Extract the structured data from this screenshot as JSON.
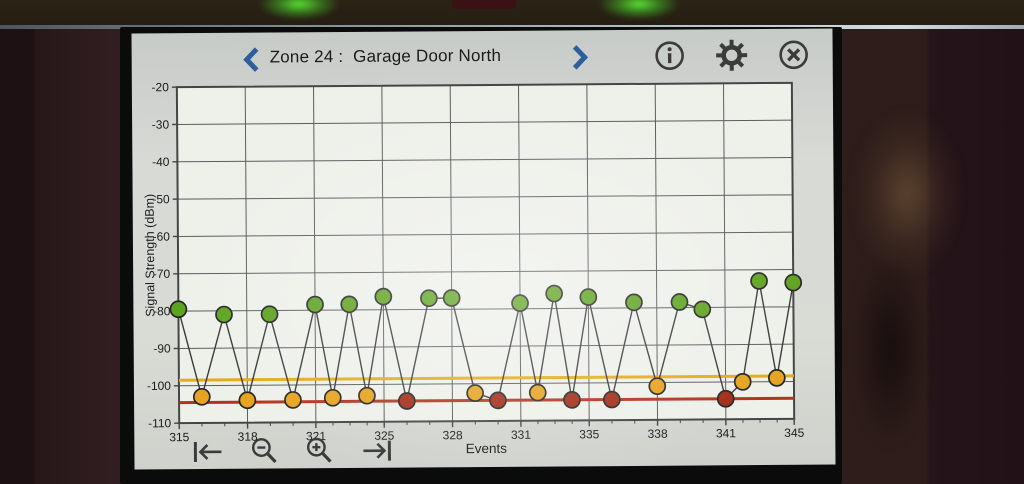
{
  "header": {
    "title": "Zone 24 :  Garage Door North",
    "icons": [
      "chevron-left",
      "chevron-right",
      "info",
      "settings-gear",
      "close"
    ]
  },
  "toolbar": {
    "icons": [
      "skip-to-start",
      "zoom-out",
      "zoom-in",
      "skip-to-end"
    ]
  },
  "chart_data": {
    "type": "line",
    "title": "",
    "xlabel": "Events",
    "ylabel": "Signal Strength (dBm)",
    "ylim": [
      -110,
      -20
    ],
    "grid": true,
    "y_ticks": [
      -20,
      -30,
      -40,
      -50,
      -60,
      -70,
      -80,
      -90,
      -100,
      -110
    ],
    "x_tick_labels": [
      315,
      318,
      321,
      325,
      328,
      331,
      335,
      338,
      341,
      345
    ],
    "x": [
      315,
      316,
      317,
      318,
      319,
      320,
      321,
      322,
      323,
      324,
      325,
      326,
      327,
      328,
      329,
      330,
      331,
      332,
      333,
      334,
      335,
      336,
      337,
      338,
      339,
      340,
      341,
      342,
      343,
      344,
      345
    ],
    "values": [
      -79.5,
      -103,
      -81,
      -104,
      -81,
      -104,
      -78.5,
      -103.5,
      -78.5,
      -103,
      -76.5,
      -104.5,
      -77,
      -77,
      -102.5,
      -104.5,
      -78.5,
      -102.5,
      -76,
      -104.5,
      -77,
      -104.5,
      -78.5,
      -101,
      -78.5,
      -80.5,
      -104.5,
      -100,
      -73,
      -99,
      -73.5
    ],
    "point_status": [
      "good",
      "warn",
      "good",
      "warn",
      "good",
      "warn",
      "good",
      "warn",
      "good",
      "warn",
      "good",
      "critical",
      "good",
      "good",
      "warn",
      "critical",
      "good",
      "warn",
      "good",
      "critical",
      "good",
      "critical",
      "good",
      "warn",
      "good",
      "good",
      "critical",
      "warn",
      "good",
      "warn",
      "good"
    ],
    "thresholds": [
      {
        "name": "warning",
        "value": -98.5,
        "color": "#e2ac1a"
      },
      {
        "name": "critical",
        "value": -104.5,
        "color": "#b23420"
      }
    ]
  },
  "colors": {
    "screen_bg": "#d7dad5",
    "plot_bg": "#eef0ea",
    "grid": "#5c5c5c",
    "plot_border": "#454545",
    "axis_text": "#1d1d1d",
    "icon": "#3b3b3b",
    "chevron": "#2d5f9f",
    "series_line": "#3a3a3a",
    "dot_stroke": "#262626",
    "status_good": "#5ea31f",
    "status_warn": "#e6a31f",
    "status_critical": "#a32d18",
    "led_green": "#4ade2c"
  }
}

◇ ◇ ◇ ◇

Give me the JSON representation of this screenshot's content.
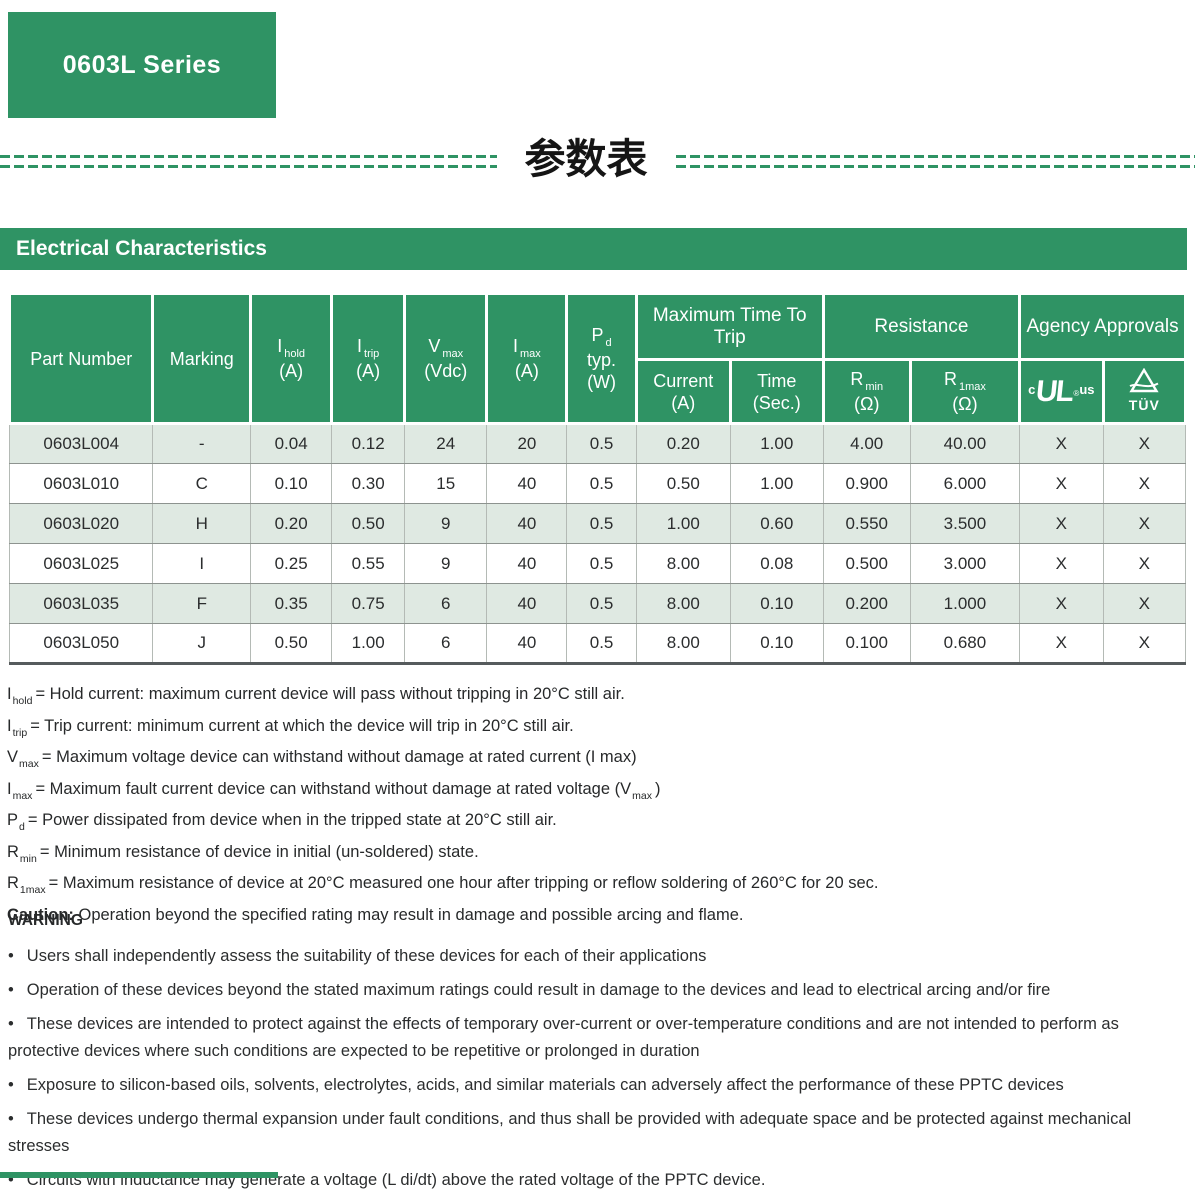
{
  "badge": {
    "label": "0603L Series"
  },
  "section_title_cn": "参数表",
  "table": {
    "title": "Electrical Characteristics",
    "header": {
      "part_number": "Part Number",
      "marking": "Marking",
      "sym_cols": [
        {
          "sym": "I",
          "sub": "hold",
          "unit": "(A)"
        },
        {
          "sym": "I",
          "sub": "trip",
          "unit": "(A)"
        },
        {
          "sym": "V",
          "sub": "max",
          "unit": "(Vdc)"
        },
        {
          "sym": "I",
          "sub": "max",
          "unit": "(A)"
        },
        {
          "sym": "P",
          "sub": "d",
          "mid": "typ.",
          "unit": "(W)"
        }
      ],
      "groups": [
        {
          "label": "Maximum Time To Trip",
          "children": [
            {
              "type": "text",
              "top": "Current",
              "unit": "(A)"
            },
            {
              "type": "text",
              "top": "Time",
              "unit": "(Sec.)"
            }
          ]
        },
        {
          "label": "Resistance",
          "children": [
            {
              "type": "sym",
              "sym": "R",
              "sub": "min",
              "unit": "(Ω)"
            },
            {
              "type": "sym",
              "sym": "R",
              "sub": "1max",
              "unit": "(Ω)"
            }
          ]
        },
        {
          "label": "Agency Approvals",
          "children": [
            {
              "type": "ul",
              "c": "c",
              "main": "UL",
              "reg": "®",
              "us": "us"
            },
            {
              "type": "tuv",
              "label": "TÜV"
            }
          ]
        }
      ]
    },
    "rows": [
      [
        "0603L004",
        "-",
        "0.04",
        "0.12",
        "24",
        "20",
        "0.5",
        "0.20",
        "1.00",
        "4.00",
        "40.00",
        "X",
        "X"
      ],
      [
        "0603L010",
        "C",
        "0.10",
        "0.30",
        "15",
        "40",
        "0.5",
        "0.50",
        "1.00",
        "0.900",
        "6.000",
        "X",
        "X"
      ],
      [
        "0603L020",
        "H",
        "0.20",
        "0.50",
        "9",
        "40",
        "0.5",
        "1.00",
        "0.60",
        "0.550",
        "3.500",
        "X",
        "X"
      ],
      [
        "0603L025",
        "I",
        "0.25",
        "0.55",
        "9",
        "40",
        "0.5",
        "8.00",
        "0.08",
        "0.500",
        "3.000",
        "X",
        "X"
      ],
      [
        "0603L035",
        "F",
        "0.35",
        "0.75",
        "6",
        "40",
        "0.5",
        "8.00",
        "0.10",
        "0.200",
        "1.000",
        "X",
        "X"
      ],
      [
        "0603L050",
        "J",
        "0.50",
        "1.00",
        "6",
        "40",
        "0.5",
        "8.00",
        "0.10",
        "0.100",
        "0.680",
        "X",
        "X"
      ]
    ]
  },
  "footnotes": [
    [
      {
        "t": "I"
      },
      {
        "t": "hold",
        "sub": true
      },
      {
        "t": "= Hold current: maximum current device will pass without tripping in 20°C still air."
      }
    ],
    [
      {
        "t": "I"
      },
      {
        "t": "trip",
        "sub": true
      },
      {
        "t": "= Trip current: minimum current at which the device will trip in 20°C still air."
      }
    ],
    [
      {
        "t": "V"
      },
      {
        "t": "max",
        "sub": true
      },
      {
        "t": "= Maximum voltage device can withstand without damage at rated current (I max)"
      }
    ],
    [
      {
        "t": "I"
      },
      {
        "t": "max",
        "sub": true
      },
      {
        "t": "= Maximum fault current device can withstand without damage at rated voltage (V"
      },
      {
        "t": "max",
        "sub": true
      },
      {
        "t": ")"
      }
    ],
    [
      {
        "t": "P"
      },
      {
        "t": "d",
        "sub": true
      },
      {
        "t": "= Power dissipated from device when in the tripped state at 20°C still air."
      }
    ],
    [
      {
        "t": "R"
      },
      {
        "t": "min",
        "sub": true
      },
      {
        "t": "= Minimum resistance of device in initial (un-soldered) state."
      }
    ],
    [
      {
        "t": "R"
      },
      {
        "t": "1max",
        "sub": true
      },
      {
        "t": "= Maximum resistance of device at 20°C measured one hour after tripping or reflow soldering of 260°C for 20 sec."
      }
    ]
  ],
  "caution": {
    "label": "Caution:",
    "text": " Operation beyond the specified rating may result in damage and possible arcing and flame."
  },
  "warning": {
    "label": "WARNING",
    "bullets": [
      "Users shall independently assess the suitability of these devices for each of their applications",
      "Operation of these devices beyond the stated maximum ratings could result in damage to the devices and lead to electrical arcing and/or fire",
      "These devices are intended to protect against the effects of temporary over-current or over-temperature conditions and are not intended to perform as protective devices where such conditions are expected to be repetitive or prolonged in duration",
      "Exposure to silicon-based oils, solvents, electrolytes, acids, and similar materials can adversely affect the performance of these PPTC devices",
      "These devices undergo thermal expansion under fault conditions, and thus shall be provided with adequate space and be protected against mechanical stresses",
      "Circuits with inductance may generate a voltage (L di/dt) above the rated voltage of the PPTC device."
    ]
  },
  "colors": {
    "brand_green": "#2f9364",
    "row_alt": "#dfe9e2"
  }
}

◇ ◇ ◇ ◇

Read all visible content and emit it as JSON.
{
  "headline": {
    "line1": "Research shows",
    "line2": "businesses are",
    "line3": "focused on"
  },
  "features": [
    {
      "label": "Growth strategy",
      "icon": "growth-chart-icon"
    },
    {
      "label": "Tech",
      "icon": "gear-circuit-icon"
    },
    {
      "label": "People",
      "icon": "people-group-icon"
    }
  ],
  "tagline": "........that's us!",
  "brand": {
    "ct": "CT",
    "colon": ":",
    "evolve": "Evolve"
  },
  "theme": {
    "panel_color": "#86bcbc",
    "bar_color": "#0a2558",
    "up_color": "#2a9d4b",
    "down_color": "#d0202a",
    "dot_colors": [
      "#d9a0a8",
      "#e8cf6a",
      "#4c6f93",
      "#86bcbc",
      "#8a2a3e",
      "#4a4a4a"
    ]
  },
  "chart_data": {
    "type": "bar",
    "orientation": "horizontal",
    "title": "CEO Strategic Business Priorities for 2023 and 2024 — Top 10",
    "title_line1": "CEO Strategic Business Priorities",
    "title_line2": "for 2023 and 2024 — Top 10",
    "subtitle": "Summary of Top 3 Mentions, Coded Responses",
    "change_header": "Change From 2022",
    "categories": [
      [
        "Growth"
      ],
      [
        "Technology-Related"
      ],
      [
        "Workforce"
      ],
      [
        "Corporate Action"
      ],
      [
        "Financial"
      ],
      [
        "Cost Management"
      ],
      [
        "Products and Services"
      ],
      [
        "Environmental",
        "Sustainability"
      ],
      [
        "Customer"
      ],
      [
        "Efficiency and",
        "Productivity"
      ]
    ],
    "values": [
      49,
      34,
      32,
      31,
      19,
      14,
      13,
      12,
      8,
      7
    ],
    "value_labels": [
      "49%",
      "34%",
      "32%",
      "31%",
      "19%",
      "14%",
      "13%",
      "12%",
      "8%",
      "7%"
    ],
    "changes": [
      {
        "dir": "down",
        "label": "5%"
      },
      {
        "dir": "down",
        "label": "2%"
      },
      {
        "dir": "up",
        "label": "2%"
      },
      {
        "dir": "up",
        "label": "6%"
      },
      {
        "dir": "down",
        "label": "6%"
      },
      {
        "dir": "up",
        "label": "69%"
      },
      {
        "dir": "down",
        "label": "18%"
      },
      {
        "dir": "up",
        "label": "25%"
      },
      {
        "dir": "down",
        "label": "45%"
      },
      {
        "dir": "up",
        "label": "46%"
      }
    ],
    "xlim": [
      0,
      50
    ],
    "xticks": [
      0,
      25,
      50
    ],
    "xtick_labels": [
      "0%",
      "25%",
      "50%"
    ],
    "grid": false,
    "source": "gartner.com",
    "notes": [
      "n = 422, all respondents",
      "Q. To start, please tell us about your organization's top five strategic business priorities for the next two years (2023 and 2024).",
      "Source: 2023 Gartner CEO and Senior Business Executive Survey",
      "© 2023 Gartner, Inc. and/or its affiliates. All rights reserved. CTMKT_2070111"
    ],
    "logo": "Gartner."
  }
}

◇ ◇ ◇ ◇

• [WHAT YOU HAVE TO DO]: Go through the material above and copy each line that has the word "still".

• [WRITTEN ANSWER]:
        "t": "= Hold current: maximum current device will pass without tripping in 20°C still air."
        "t": "= Trip current: minimum current at which the device will trip in 20°C still air."
        "t": "= Power dissipated from device when in the tripped state at 20°C still air."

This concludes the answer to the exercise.